* GIVEN INSTRUCTION *
The answer should be a single number: how many lines of the entries below hold the word "Temperature".

* DATA TO USE *

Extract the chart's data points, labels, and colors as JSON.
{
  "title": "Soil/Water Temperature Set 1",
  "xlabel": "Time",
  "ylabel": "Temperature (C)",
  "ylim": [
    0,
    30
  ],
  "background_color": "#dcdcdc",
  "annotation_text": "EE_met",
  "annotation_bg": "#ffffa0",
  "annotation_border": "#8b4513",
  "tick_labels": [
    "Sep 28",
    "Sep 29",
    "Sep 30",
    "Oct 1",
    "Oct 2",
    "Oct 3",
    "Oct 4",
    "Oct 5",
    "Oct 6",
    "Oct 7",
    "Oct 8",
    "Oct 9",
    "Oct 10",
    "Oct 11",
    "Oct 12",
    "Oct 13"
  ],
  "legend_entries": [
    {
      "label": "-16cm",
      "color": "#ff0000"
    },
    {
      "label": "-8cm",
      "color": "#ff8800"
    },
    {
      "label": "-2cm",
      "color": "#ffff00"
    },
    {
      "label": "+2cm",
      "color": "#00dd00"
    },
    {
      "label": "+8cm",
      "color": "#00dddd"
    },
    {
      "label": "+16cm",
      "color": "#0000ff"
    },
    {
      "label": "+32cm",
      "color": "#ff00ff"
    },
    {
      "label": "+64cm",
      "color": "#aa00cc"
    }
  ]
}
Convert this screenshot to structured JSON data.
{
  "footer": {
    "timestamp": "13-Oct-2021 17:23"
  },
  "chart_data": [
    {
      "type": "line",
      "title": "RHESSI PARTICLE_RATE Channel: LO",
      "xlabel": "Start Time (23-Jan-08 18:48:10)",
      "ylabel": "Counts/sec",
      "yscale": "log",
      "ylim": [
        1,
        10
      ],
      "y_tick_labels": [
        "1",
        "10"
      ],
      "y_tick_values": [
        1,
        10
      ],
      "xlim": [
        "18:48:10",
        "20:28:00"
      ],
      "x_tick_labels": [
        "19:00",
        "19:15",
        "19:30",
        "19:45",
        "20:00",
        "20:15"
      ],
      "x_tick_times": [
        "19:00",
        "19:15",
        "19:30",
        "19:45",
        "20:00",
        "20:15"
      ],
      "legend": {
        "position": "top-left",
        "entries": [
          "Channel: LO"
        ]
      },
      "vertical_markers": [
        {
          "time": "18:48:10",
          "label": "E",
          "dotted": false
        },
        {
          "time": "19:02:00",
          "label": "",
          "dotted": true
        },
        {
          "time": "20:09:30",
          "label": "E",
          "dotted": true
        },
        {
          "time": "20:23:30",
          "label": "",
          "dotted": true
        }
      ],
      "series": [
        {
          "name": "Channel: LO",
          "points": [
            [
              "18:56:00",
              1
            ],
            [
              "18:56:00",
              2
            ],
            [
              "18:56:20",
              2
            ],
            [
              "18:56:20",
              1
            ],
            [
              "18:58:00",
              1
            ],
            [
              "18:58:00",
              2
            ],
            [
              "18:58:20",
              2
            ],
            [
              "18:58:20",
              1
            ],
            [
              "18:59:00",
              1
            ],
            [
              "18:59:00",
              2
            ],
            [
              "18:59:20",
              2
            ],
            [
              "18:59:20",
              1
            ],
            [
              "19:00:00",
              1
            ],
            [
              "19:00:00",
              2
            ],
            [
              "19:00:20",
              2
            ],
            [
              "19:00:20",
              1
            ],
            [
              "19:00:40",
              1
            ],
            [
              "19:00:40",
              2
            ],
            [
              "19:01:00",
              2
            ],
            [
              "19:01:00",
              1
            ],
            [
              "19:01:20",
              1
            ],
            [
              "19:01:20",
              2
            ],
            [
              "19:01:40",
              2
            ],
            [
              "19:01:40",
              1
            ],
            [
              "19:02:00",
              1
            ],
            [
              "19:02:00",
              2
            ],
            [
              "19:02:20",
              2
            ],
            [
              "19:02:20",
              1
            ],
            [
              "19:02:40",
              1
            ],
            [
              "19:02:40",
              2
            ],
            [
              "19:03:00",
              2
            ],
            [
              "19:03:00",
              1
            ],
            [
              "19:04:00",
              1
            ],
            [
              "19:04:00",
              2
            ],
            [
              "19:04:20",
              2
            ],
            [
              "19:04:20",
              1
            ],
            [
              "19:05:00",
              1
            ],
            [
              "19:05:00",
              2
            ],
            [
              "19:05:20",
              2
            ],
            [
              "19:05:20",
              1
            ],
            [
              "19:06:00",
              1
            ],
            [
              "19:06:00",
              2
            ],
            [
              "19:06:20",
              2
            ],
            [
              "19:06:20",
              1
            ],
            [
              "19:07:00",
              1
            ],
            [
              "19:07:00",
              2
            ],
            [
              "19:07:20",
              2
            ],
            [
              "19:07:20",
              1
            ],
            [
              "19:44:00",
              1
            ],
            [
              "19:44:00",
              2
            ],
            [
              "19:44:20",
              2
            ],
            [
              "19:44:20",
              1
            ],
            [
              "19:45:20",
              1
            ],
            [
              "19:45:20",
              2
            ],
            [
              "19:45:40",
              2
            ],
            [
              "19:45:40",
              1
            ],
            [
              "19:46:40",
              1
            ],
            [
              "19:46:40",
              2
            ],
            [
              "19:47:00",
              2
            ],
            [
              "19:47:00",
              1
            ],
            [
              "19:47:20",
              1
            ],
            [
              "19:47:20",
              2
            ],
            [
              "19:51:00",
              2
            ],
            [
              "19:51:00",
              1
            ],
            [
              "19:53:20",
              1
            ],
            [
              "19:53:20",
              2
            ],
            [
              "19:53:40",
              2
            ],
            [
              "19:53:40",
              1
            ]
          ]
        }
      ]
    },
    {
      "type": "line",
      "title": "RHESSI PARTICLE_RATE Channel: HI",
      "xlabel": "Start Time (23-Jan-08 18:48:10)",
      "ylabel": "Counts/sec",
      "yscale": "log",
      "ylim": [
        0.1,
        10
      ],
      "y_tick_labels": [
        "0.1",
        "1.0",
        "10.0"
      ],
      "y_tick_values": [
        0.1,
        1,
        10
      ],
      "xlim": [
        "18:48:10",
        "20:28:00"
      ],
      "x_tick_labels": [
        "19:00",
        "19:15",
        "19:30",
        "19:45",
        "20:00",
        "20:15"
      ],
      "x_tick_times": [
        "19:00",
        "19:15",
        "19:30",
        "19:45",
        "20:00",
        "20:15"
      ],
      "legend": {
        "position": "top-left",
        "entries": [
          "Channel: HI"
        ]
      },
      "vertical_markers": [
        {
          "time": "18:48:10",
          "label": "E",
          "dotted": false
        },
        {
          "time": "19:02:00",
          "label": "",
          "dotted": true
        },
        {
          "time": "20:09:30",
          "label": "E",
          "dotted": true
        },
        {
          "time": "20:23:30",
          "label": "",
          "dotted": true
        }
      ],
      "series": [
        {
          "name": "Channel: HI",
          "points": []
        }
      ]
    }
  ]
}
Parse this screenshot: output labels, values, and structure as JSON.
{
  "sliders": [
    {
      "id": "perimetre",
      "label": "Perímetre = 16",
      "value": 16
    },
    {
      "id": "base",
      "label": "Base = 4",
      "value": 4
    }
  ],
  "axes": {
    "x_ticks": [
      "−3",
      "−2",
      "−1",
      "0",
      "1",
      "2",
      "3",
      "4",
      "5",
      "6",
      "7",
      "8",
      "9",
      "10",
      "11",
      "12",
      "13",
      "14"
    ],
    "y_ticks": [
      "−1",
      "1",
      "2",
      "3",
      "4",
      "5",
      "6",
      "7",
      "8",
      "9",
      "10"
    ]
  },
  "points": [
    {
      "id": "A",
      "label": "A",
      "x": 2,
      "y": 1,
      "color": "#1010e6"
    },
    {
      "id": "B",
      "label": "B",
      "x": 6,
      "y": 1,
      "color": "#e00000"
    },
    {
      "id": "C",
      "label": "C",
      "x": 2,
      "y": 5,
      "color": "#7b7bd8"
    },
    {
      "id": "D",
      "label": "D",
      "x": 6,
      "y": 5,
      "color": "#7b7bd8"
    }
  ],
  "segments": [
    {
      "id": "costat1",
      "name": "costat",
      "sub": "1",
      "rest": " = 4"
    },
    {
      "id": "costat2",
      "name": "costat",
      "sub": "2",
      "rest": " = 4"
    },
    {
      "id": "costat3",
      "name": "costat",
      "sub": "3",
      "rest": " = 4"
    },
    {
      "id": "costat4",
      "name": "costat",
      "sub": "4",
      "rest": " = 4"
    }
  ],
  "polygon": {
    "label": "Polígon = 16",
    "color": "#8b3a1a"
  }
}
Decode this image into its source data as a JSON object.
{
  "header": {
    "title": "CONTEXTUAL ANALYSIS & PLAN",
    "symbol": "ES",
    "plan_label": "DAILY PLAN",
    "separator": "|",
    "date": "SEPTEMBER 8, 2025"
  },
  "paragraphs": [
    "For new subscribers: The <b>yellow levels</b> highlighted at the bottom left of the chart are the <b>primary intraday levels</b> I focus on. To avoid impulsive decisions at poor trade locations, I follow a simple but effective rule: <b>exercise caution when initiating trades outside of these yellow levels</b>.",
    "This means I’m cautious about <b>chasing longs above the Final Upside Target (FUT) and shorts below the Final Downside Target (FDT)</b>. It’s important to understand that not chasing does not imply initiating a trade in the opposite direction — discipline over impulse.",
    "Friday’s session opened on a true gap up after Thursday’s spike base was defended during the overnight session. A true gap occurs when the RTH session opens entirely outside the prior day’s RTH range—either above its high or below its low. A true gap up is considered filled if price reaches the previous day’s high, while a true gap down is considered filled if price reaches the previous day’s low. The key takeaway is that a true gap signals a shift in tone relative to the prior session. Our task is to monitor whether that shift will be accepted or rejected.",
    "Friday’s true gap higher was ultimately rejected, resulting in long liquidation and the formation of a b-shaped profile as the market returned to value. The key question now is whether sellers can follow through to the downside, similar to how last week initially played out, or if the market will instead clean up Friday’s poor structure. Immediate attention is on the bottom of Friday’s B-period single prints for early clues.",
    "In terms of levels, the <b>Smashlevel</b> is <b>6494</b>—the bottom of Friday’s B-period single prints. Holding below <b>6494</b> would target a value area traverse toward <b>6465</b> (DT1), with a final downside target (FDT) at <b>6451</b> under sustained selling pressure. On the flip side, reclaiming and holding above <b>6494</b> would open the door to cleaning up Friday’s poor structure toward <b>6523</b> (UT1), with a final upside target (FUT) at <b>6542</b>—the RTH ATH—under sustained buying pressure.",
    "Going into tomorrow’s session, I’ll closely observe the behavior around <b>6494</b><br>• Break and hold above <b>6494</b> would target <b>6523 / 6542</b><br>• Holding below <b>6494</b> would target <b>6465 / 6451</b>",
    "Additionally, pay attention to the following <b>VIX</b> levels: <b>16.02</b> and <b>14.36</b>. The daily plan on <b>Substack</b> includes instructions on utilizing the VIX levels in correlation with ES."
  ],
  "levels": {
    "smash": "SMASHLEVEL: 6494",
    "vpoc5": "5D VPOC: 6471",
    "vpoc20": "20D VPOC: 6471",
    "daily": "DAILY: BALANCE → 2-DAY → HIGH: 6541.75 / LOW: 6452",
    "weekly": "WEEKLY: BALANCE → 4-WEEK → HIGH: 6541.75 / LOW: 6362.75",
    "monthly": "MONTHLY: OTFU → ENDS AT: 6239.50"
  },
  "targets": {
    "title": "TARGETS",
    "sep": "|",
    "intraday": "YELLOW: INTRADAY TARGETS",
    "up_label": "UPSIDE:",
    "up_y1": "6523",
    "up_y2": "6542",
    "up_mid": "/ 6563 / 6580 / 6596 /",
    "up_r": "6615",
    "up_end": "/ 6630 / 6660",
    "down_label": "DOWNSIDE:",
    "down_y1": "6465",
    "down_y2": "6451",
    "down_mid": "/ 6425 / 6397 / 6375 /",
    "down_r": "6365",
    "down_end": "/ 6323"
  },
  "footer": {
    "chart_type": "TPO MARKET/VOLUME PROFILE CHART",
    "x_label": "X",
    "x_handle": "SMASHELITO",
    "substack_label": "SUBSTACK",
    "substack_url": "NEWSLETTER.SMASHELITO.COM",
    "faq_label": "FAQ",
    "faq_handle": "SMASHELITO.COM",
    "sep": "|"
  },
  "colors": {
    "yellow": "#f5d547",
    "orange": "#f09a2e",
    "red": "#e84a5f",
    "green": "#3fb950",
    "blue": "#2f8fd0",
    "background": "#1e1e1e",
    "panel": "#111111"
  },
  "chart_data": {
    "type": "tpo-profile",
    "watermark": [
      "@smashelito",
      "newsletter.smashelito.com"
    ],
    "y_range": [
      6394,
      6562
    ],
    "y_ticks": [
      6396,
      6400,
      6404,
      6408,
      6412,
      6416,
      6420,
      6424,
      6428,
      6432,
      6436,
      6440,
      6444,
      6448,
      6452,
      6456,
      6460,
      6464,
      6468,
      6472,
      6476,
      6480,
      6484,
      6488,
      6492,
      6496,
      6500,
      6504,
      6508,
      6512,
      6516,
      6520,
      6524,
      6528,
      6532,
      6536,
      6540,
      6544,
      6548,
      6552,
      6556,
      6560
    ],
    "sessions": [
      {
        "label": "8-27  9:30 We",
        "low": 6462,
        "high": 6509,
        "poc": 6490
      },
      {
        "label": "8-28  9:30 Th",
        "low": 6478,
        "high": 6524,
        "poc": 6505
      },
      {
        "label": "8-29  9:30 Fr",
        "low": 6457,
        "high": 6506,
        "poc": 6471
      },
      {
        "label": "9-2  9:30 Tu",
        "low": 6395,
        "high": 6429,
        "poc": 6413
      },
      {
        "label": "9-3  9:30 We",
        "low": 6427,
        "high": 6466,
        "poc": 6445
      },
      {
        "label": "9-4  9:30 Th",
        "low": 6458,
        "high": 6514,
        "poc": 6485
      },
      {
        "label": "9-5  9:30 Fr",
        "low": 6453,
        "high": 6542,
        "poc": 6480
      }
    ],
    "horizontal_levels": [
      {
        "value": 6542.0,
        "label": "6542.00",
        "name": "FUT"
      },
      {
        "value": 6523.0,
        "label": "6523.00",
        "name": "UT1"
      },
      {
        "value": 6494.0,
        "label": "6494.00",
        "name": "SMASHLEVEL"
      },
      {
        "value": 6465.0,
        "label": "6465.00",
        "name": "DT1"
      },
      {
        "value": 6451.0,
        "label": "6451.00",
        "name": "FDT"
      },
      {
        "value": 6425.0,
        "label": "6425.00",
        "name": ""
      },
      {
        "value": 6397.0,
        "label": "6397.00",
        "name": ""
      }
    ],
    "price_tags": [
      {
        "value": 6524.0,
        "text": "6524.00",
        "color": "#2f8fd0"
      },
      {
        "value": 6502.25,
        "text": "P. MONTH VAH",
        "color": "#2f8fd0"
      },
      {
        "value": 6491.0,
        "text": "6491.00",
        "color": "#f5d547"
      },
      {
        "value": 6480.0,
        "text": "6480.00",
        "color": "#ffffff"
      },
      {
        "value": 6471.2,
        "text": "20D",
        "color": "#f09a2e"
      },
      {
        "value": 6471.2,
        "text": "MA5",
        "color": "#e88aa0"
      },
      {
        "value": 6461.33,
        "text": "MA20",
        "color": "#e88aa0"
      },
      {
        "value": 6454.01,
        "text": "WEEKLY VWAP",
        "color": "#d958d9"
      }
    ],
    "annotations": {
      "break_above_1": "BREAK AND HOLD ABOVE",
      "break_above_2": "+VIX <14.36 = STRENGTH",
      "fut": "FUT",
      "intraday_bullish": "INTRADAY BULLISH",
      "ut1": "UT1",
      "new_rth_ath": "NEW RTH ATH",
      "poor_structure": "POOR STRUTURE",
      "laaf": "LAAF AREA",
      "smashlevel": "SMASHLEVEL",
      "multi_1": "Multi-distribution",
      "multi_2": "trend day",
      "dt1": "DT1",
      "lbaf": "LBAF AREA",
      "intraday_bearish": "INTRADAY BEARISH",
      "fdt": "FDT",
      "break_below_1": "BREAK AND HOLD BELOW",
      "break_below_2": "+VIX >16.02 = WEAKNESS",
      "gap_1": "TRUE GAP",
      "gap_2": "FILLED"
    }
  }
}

* FINISHED ANSWER *
2